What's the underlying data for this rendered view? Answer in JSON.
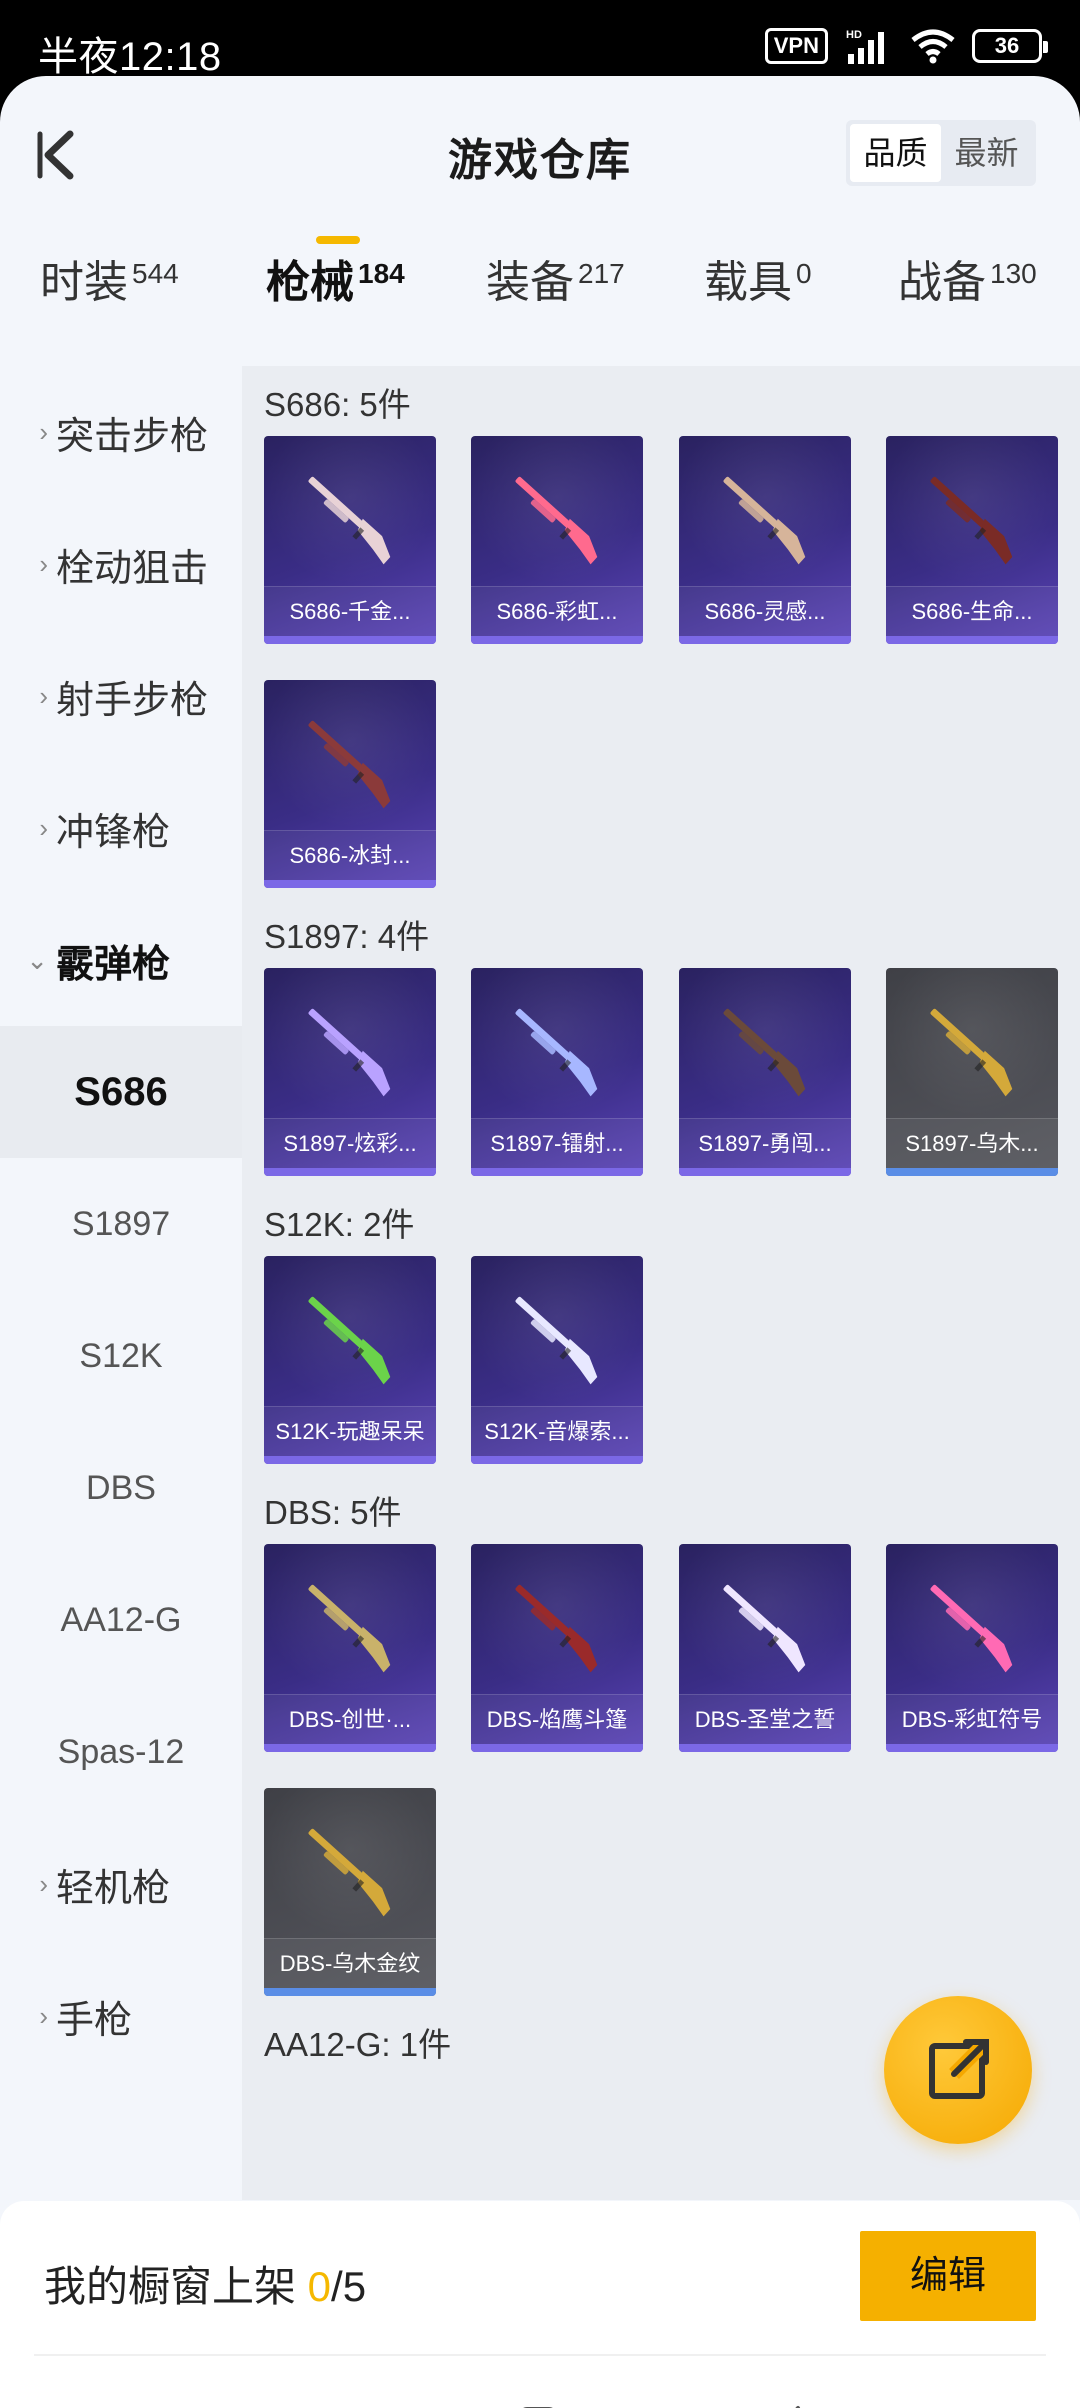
{
  "status_bar": {
    "time": "半夜12:18",
    "vpn": "VPN",
    "signal_label": "HD",
    "battery": "36"
  },
  "header": {
    "title": "游戏仓库",
    "sort_options": [
      "品质",
      "最新"
    ],
    "active_sort": "品质"
  },
  "tabs": [
    {
      "label": "时装",
      "count": "544"
    },
    {
      "label": "枪械",
      "count": "184"
    },
    {
      "label": "装备",
      "count": "217"
    },
    {
      "label": "载具",
      "count": "0"
    },
    {
      "label": "战备",
      "count": "130"
    }
  ],
  "active_tab": "枪械",
  "sidebar": {
    "categories": [
      {
        "label": "突击步枪",
        "expanded": false
      },
      {
        "label": "栓动狙击",
        "expanded": false
      },
      {
        "label": "射手步枪",
        "expanded": false
      },
      {
        "label": "冲锋枪",
        "expanded": false
      },
      {
        "label": "霰弹枪",
        "expanded": true
      },
      {
        "label": "轻机枪",
        "expanded": false
      },
      {
        "label": "手枪",
        "expanded": false
      }
    ],
    "subitems": [
      "S686",
      "S1897",
      "S12K",
      "DBS",
      "AA12-G",
      "Spas-12"
    ],
    "active_subitem": "S686"
  },
  "sections": [
    {
      "title": "S686: 5件",
      "items": [
        {
          "name": "S686-千金...",
          "rarity": "purple",
          "gun_color": "#e8d2d6"
        },
        {
          "name": "S686-彩虹...",
          "rarity": "purple",
          "gun_color": "#ff6a8e"
        },
        {
          "name": "S686-灵感...",
          "rarity": "purple",
          "gun_color": "#d6b49a"
        },
        {
          "name": "S686-生命...",
          "rarity": "purple",
          "gun_color": "#7a2b26"
        },
        {
          "name": "S686-冰封...",
          "rarity": "purple",
          "gun_color": "#8b3a3a"
        }
      ]
    },
    {
      "title": "S1897: 4件",
      "items": [
        {
          "name": "S1897-炫彩...",
          "rarity": "purple",
          "gun_color": "#b9a2ff"
        },
        {
          "name": "S1897-镭射...",
          "rarity": "purple",
          "gun_color": "#a7b7ff"
        },
        {
          "name": "S1897-勇闯...",
          "rarity": "purple",
          "gun_color": "#6b4a3a"
        },
        {
          "name": "S1897-乌木...",
          "rarity": "grey",
          "gun_color": "#d4a93a"
        }
      ]
    },
    {
      "title": "S12K: 2件",
      "items": [
        {
          "name": "S12K-玩趣呆呆",
          "rarity": "purple",
          "gun_color": "#6bd34a"
        },
        {
          "name": "S12K-音爆索...",
          "rarity": "purple",
          "gun_color": "#e8e8ff"
        }
      ]
    },
    {
      "title": "DBS: 5件",
      "items": [
        {
          "name": "DBS-创世·...",
          "rarity": "purple",
          "gun_color": "#c9b26a"
        },
        {
          "name": "DBS-焰鹰斗篷",
          "rarity": "purple",
          "gun_color": "#9a2a2a"
        },
        {
          "name": "DBS-圣堂之誓",
          "rarity": "purple",
          "gun_color": "#efe6ff"
        },
        {
          "name": "DBS-彩虹符号",
          "rarity": "purple",
          "gun_color": "#ff6ab4"
        },
        {
          "name": "DBS-乌木金纹",
          "rarity": "grey",
          "gun_color": "#d4a93a"
        }
      ]
    },
    {
      "title": "AA12-G: 1件",
      "items": []
    }
  ],
  "bottom": {
    "shelf_prefix": "我的橱窗上架 ",
    "shelf_count": "0",
    "shelf_total": "/5",
    "edit_label": "编辑"
  },
  "colors": {
    "accent": "#f5b000",
    "card_purple": "#3a2d86",
    "card_grey": "#55565d",
    "page_bg": "#f3f6fb"
  }
}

→ EXERCISE BRIEF
Extract all lines that hold the word "title".

→ REPLY
    "title": "游戏仓库",
      "title": "S686: 5件",
      "title": "S1897: 4件",
      "title": "S12K: 2件",
      "title": "DBS: 5件",
      "title": "AA12-G: 1件",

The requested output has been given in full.